--- Start ---

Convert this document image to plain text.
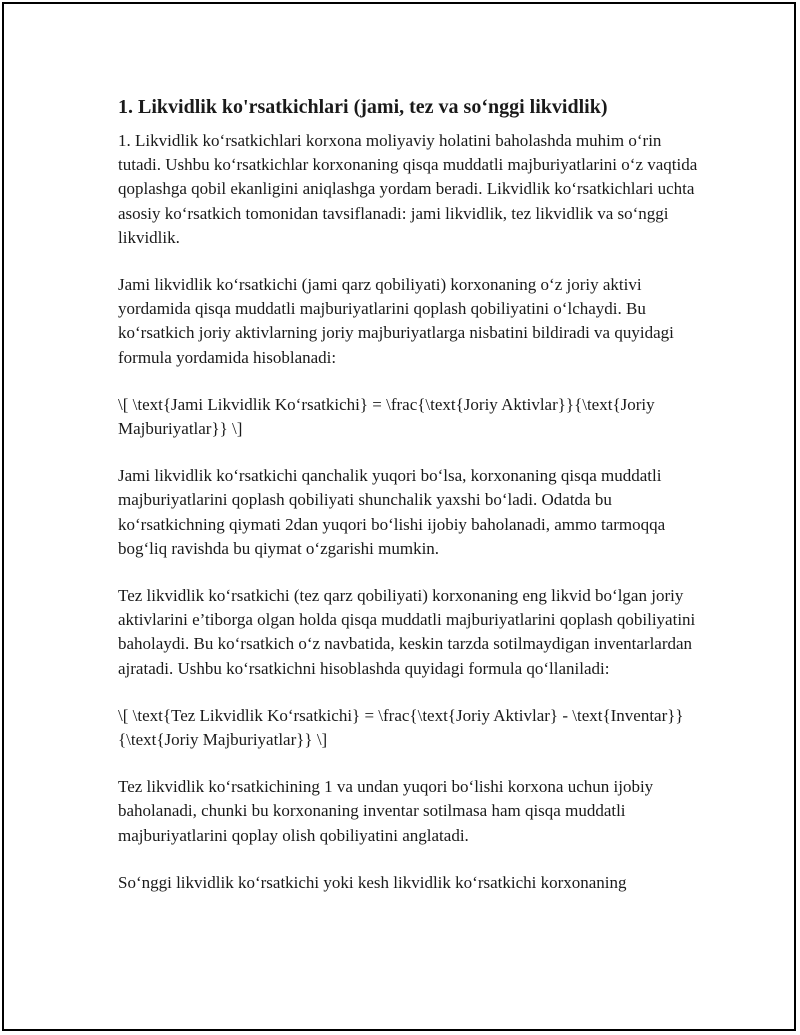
1. Likvidlik ko'rsatkichlari (jami, tez va so‘nggi likvidlik)

1. Likvidlik ko‘rsatkichlari korxona moliyaviy holatini baholashda muhim o‘rin tutadi. Ushbu ko‘rsatkichlar korxonaning qisqa muddatli majburiyatlarini o‘z vaqtida qoplashga qobil ekanligini aniqlashga yordam beradi. Likvidlik ko‘rsatkichlari uchta asosiy ko‘rsatkich tomonidan tavsiflanadi: jami likvidlik, tez likvidlik va so‘nggi likvidlik.

Jami likvidlik ko‘rsatkichi (jami qarz qobiliyati) korxonaning o‘z joriy aktivi yordamida qisqa muddatli majburiyatlarini qoplash qobiliyatini o‘lchaydi. Bu ko‘rsatkich joriy aktivlarning joriy majburiyatlarga nisbatini bildiradi va quyidagi formula yordamida hisoblanadi:

\[ \text{Jami Likvidlik Ko‘rsatkichi} = \frac{\text{Joriy Aktivlar}}{\text{Joriy Majburiyatlar}} \]

Jami likvidlik ko‘rsatkichi qanchalik yuqori bo‘lsa, korxonaning qisqa muddatli majburiyatlarini qoplash qobiliyati shunchalik yaxshi bo‘ladi. Odatda bu ko‘rsatkichning qiymati 2dan yuqori bo‘lishi ijobiy baholanadi, ammo tarmoqqa bog‘liq ravishda bu qiymat o‘zgarishi mumkin.

Tez likvidlik ko‘rsatkichi (tez qarz qobiliyati) korxonaning eng likvid bo‘lgan joriy aktivlarini e’tiborga olgan holda qisqa muddatli majburiyatlarini qoplash qobiliyatini baholaydi. Bu ko‘rsatkich o‘z navbatida, keskin tarzda sotilmaydigan inventarlardan ajratadi. Ushbu ko‘rsatkichni hisoblashda quyidagi formula qo‘llaniladi:

\[ \text{Tez Likvidlik Ko‘rsatkichi} = \frac{\text{Joriy Aktivlar} - \text{Inventar}}{\text{Joriy Majburiyatlar}} \]

Tez likvidlik ko‘rsatkichining 1 va undan yuqori bo‘lishi korxona uchun ijobiy baholanadi, chunki bu korxonaning inventar sotilmasa ham qisqa muddatli majburiyatlarini qoplay olish qobiliyatini anglatadi.

So‘nggi likvidlik ko‘rsatkichi yoki kesh likvidlik ko‘rsatkichi korxonaning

--- End ---

Omit any images, then output the listing exactly.

- SOLUTION TO THE PROBLEM:
Convert this document image to plain text.
1. Likvidlik ko'rsatkichlari (jami, tez va so‘nggi likvidlik)

1. Likvidlik ko‘rsatkichlari korxona moliyaviy holatini baholashda muhim o‘rin tutadi. Ushbu ko‘rsatkichlar korxonaning qisqa muddatli majburiyatlarini o‘z vaqtida qoplashga qobil ekanligini aniqlashga yordam beradi. Likvidlik ko‘rsatkichlari uchta asosiy ko‘rsatkich tomonidan tavsiflanadi: jami likvidlik, tez likvidlik va so‘nggi likvidlik.

Jami likvidlik ko‘rsatkichi (jami qarz qobiliyati) korxonaning o‘z joriy aktivi yordamida qisqa muddatli majburiyatlarini qoplash qobiliyatini o‘lchaydi. Bu ko‘rsatkich joriy aktivlarning joriy majburiyatlarga nisbatini bildiradi va quyidagi formula yordamida hisoblanadi:

\[ \text{Jami Likvidlik Ko‘rsatkichi} = \frac{\text{Joriy Aktivlar}}{\text{Joriy Majburiyatlar}} \]

Jami likvidlik ko‘rsatkichi qanchalik yuqori bo‘lsa, korxonaning qisqa muddatli majburiyatlarini qoplash qobiliyati shunchalik yaxshi bo‘ladi. Odatda bu ko‘rsatkichning qiymati 2dan yuqori bo‘lishi ijobiy baholanadi, ammo tarmoqqa bog‘liq ravishda bu qiymat o‘zgarishi mumkin.

Tez likvidlik ko‘rsatkichi (tez qarz qobiliyati) korxonaning eng likvid bo‘lgan joriy aktivlarini e’tiborga olgan holda qisqa muddatli majburiyatlarini qoplash qobiliyatini baholaydi. Bu ko‘rsatkich o‘z navbatida, keskin tarzda sotilmaydigan inventarlardan ajratadi. Ushbu ko‘rsatkichni hisoblashda quyidagi formula qo‘llaniladi:

\[ \text{Tez Likvidlik Ko‘rsatkichi} = \frac{\text{Joriy Aktivlar} - \text{Inventar}}{\text{Joriy Majburiyatlar}} \]

Tez likvidlik ko‘rsatkichining 1 va undan yuqori bo‘lishi korxona uchun ijobiy baholanadi, chunki bu korxonaning inventar sotilmasa ham qisqa muddatli majburiyatlarini qoplay olish qobiliyatini anglatadi.

So‘nggi likvidlik ko‘rsatkichi yoki kesh likvidlik ko‘rsatkichi korxonaning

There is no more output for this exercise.